What is expected »
Repeat, exactly and in full, the lines of the listing below, but without any pictures.

Saved data entries:
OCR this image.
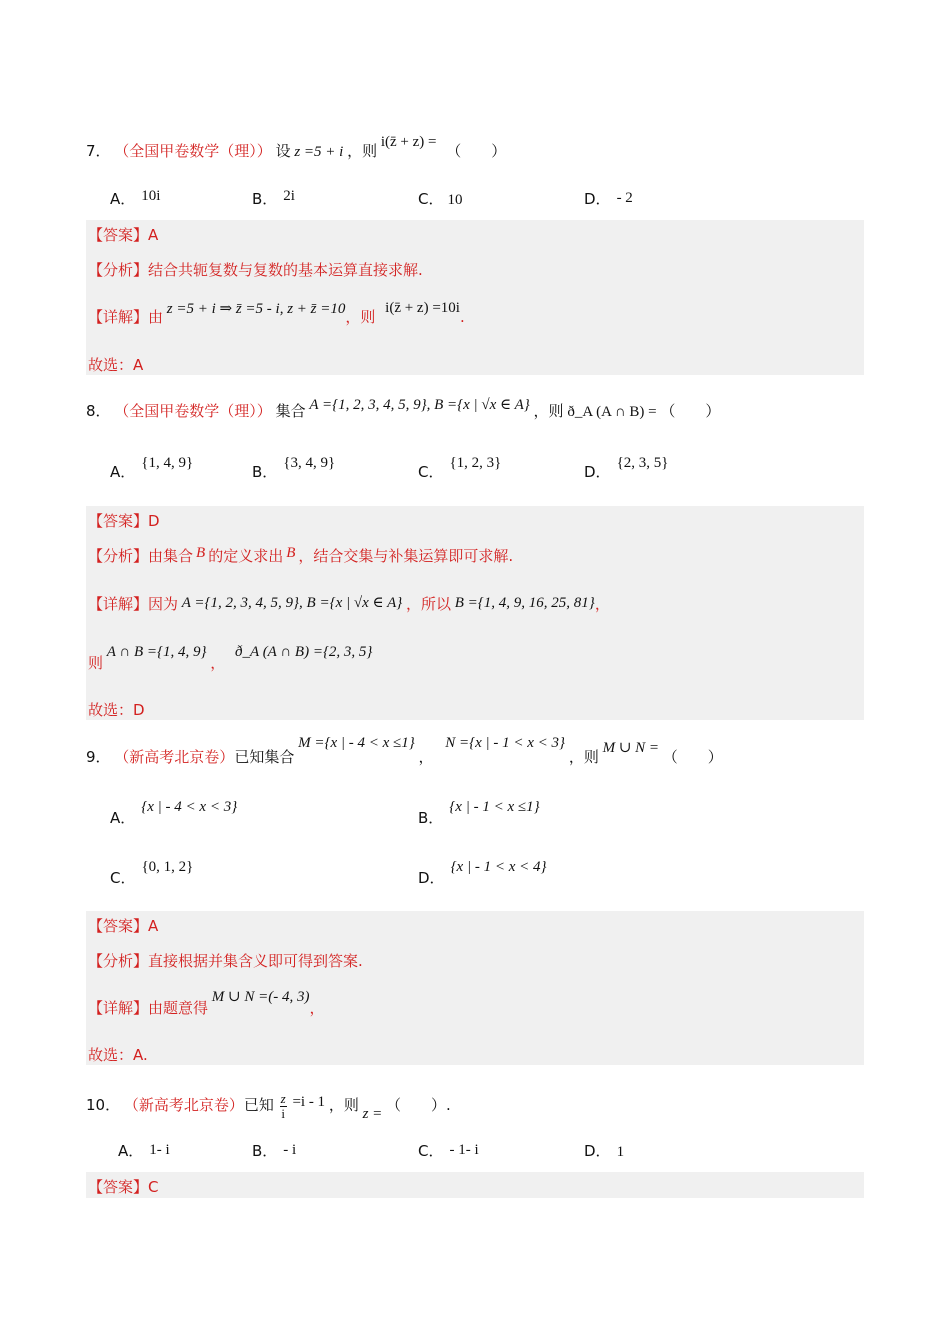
7． （全国甲卷数学（理）） 设 z =5 + i ，则 i(z̄ + z) = （　　）
A． 10i	B． 2i	C． 10	D． - 2
【答案】A
【分析】结合共轭复数与复数的基本运算直接求解.
【详解】由 z =5 + i ⇒ z̄ =5 - i, z + z̄ =10，则 i(z̄ + z) =10i.
故选：A
8． （全国甲卷数学（理）） 集合 A ={1, 2, 3, 4, 5, 9}, B ={x | √x ∈ A} ，则 ð_A (A ∩ B) = （　　）
A． {1, 4, 9}	B． {3, 4, 9}	C． {1, 2, 3}	D． {2, 3, 5}
【答案】D
【分析】由集合 B 的定义求出 B ，结合交集与补集运算即可求解.
【详解】因为 A ={1, 2, 3, 4, 5, 9}, B ={x | √x ∈ A} ，所以 B ={1, 4, 9, 16, 25, 81}，
则 A ∩ B ={1, 4, 9} ， ð_A (A ∩ B) ={2, 3, 5}
故选：D
9． （新高考北京卷）已知集合 M ={x | - 4 < x ≤1} ， N ={x | - 1 < x < 3} ，则 M ∪ N = （　　）
A．{x | - 4 < x < 3}
B．{x | - 1 < x ≤1}
C．{0, 1, 2}
D．{x | - 1 < x < 4}
【答案】A
【分析】直接根据并集含义即可得到答案.
【详解】由题意得 M ∪ N =(- 4, 3)，
故选：A.
10． （新高考北京卷）已知 $\frac{z}{i} =i - 1$ ，则 z = （　　）.
A． 1- i	B． - i	C． - 1- i	D． 1
【答案】C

Answer to the exercise »
OCR this image.
7． （全国甲卷数学（理）） 设 z =5 + i ，则 i(z̄ + z) = （　　）
A． 10i	B． 2i	C． 10	D． - 2
【答案】A
【分析】结合共轭复数与复数的基本运算直接求解.
【详解】由 z =5 + i ⇒ z̄ =5 - i, z + z̄ =10，则 i(z̄ + z) =10i.
故选：A
8． （全国甲卷数学（理）） 集合 A ={1, 2, 3, 4, 5, 9}, B ={x | √x ∈ A} ，则 ð_A (A ∩ B) = （　　）
A． {1, 4, 9}	B． {3, 4, 9}	C． {1, 2, 3}	D． {2, 3, 5}
【答案】D
【分析】由集合 B 的定义求出 B ，结合交集与补集运算即可求解.
【详解】因为 A ={1, 2, 3, 4, 5, 9}, B ={x | √x ∈ A} ，所以 B ={1, 4, 9, 16, 25, 81}，
则 A ∩ B ={1, 4, 9} ， ð_A (A ∩ B) ={2, 3, 5}
故选：D
9． （新高考北京卷）已知集合 M ={x | - 4 < x ≤1} ， N ={x | - 1 < x < 3} ，则 M ∪ N = （　　）
A．{x | - 4 < x < 3}
B．{x | - 1 < x ≤1}
C．{0, 1, 2}
D．{x | - 1 < x < 4}
【答案】A
【分析】直接根据并集含义即可得到答案.
【详解】由题意得 M ∪ N =(- 4, 3)，
故选：A.
10． （新高考北京卷）已知 $\frac{z}{i} =i - 1$ ，则 z = （　　）.
A． 1- i	B． - i	C． - 1- i	D． 1
【答案】C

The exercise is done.